• **Task brief**:
Lines that contain the string "本月浮标电子围栏预警统计" are to be copied; leave out all others.

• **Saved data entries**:
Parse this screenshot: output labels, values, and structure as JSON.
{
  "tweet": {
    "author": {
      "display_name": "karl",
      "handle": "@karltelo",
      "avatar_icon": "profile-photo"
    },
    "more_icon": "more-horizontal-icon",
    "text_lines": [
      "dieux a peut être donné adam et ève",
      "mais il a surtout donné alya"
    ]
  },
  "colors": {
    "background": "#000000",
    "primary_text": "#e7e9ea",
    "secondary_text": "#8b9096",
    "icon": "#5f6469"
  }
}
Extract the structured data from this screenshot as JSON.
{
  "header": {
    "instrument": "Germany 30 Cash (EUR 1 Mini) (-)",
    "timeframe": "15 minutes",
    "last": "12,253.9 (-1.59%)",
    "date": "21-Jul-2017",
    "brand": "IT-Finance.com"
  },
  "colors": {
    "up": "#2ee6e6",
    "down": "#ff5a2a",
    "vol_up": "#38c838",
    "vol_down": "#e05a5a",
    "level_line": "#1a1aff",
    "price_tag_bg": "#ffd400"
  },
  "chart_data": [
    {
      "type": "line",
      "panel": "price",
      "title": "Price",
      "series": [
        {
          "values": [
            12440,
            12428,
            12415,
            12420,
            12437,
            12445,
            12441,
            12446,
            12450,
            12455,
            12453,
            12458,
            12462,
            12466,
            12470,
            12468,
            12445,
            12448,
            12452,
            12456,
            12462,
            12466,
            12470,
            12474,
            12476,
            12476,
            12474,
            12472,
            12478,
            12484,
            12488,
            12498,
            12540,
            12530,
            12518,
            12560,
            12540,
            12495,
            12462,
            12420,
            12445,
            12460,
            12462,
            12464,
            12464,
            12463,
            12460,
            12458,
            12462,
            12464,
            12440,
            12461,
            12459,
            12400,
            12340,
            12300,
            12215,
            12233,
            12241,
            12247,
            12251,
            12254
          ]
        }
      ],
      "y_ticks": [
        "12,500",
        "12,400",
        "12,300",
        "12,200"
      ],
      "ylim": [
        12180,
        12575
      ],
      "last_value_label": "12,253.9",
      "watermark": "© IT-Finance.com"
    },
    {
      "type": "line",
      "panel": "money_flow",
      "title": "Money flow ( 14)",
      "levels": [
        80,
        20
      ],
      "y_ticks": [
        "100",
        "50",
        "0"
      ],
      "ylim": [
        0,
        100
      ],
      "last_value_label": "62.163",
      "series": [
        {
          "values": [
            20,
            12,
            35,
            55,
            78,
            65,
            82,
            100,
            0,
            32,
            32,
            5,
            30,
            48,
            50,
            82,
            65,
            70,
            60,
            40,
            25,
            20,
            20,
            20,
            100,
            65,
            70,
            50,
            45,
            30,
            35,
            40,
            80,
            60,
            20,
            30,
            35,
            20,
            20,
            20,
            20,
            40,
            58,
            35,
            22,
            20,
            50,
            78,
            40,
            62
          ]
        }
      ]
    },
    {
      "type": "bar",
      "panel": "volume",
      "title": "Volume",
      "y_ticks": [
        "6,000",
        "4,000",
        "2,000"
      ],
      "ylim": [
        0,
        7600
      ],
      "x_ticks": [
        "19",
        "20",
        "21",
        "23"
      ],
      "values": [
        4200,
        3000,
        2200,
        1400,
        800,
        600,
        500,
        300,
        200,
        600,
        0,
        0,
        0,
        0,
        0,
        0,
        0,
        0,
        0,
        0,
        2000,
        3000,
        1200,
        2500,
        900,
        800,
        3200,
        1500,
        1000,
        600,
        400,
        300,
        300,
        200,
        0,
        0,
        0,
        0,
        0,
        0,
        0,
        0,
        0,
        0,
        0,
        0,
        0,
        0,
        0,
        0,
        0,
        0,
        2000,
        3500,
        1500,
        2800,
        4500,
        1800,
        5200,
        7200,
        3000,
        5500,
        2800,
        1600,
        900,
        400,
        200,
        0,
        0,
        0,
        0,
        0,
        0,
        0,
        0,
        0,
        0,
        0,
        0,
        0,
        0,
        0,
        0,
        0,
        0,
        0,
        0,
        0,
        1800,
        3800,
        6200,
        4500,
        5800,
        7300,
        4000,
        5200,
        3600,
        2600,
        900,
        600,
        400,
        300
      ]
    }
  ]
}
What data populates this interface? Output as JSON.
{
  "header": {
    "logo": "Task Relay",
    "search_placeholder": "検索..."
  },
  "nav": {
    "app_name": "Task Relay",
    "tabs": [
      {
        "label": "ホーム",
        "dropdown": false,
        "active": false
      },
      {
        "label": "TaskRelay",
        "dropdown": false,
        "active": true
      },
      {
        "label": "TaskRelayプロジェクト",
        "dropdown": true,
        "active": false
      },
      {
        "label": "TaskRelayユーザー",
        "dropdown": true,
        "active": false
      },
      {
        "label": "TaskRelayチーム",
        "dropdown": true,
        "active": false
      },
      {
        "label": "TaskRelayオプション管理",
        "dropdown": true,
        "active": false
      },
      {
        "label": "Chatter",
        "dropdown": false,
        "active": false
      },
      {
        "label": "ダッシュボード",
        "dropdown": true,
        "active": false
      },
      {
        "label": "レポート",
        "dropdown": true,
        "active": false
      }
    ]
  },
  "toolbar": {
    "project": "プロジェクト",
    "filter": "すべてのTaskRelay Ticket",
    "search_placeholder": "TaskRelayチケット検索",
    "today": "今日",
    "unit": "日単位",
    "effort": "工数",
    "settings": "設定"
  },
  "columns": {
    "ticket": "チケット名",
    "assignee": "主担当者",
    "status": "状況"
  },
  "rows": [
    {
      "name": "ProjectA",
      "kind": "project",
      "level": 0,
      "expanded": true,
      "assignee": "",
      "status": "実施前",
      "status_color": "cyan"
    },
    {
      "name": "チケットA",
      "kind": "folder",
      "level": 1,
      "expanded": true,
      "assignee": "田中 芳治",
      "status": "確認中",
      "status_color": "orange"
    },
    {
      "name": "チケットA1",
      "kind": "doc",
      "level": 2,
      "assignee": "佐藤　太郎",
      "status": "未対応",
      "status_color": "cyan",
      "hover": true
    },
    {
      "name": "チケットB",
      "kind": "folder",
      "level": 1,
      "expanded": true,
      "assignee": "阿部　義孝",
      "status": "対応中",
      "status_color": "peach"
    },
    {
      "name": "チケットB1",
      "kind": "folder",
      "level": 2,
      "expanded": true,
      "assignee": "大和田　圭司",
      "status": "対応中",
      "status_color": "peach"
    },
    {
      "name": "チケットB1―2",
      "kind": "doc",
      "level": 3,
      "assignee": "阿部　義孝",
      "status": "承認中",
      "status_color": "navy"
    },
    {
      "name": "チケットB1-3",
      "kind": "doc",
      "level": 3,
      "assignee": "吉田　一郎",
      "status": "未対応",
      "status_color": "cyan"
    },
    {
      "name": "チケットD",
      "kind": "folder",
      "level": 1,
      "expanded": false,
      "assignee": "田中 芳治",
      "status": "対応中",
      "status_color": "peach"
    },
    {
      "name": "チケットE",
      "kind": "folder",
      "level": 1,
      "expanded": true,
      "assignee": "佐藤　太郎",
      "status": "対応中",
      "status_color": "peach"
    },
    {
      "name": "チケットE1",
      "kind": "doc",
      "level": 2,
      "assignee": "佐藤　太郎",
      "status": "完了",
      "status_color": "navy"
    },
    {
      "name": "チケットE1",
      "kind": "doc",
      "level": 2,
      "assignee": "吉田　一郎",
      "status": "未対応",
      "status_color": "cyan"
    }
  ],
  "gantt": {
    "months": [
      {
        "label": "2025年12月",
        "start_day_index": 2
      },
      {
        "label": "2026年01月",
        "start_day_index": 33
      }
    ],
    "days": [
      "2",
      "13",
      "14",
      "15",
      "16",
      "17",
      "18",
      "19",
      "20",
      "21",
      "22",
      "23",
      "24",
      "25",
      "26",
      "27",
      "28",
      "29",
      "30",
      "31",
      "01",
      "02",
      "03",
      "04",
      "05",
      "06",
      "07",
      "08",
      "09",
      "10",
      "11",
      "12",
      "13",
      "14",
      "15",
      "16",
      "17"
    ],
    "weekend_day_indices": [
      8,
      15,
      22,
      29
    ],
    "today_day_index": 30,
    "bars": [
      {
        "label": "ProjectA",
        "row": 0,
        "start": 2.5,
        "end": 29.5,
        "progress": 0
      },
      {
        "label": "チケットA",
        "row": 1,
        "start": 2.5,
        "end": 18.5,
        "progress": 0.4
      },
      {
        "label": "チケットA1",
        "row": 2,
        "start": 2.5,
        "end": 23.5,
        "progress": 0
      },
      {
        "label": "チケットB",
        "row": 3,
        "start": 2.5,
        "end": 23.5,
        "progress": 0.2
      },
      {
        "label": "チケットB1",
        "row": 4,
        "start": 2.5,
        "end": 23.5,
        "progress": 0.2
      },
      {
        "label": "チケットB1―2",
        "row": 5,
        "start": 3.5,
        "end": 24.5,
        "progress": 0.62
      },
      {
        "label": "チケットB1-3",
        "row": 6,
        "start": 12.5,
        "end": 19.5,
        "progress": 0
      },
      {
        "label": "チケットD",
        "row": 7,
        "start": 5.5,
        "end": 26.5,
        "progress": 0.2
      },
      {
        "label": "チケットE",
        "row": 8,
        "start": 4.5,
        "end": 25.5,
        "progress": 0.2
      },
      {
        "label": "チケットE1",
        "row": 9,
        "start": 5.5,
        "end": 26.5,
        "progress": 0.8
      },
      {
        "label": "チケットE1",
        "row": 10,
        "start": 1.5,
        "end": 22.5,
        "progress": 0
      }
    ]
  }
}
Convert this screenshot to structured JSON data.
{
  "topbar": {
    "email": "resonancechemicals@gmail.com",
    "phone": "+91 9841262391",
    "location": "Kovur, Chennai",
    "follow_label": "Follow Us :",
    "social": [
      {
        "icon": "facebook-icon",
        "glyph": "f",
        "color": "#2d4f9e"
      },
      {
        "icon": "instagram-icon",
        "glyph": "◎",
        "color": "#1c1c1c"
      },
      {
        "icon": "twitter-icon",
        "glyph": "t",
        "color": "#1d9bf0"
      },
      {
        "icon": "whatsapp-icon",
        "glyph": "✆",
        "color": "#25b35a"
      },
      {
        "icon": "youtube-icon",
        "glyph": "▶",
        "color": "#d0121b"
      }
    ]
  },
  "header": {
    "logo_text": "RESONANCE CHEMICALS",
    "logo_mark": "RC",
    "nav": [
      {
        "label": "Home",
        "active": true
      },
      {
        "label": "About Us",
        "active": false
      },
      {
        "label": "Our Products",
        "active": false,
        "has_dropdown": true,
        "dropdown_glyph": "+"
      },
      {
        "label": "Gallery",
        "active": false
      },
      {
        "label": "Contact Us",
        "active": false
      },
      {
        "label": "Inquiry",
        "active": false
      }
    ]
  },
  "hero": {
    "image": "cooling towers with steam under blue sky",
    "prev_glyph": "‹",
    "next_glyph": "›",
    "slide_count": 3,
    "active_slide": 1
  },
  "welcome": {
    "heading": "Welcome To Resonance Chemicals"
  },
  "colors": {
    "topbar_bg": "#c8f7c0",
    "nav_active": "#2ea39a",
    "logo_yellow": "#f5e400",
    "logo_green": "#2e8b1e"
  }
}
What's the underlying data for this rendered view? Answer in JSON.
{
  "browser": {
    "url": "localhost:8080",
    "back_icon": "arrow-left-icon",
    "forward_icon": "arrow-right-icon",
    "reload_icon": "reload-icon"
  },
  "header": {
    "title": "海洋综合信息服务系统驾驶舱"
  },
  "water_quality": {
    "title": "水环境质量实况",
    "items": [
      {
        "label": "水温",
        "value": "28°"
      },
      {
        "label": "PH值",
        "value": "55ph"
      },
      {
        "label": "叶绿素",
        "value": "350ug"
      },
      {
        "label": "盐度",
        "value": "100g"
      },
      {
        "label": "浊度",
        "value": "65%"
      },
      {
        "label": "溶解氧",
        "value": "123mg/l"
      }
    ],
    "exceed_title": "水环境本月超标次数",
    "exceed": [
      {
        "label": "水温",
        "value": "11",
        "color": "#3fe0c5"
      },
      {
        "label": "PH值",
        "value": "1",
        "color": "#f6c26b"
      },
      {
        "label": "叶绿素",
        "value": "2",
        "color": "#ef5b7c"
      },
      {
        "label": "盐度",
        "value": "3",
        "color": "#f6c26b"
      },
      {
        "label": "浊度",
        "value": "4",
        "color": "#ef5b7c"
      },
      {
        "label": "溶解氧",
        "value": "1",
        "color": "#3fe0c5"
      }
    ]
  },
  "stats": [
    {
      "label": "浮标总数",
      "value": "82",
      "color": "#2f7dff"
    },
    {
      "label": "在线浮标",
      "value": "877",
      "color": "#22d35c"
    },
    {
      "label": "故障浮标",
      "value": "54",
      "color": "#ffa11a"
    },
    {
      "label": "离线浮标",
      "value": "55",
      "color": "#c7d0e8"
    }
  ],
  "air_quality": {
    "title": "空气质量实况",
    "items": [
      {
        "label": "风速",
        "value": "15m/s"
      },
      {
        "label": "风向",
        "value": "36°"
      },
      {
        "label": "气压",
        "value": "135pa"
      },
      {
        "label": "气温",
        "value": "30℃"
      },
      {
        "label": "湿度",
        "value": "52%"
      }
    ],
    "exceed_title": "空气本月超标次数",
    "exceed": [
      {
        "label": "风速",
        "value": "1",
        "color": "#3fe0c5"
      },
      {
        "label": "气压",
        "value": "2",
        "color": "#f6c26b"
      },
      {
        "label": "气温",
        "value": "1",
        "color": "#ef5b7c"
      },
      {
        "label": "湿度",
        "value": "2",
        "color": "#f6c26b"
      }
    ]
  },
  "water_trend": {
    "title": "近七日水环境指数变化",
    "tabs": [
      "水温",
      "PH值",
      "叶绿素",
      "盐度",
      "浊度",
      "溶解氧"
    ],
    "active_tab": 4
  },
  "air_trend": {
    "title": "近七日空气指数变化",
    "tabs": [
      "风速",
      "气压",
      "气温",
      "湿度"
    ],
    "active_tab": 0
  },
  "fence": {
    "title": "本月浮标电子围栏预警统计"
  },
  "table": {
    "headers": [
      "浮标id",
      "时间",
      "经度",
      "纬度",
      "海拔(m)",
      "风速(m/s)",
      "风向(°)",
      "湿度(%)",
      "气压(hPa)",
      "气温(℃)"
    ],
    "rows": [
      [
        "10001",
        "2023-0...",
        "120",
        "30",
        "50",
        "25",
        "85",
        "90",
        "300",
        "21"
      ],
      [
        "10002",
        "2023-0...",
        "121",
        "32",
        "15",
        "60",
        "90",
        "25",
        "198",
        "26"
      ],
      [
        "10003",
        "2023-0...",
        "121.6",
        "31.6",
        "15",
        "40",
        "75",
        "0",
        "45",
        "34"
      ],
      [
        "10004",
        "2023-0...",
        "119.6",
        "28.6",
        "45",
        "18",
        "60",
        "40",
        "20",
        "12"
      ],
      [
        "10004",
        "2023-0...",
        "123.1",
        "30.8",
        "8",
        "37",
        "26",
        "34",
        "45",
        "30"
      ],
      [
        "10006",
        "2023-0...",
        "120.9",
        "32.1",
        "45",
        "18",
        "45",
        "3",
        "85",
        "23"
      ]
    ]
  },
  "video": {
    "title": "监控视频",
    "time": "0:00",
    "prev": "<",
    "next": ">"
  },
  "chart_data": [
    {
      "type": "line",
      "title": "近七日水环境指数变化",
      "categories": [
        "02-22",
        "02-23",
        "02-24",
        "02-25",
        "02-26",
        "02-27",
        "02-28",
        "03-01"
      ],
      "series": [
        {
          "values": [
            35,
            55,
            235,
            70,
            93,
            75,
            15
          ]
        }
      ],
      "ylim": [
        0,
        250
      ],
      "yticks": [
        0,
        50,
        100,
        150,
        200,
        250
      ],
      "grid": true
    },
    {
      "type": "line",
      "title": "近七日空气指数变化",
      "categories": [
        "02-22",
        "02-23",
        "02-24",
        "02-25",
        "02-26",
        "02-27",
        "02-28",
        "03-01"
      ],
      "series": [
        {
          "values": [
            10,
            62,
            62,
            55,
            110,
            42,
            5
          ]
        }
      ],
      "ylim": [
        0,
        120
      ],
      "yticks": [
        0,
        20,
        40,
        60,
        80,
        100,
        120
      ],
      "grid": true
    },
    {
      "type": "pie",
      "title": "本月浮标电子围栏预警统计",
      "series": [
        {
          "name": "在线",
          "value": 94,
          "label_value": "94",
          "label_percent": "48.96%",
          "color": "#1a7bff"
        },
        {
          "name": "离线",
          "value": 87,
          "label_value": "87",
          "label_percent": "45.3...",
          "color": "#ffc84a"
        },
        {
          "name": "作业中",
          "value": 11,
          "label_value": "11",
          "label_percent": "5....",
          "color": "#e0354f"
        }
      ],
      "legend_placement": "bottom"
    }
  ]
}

• **Written response**:
    "title": "本月浮标电子围栏预警统计"
      "title": "本月浮标电子围栏预警统计",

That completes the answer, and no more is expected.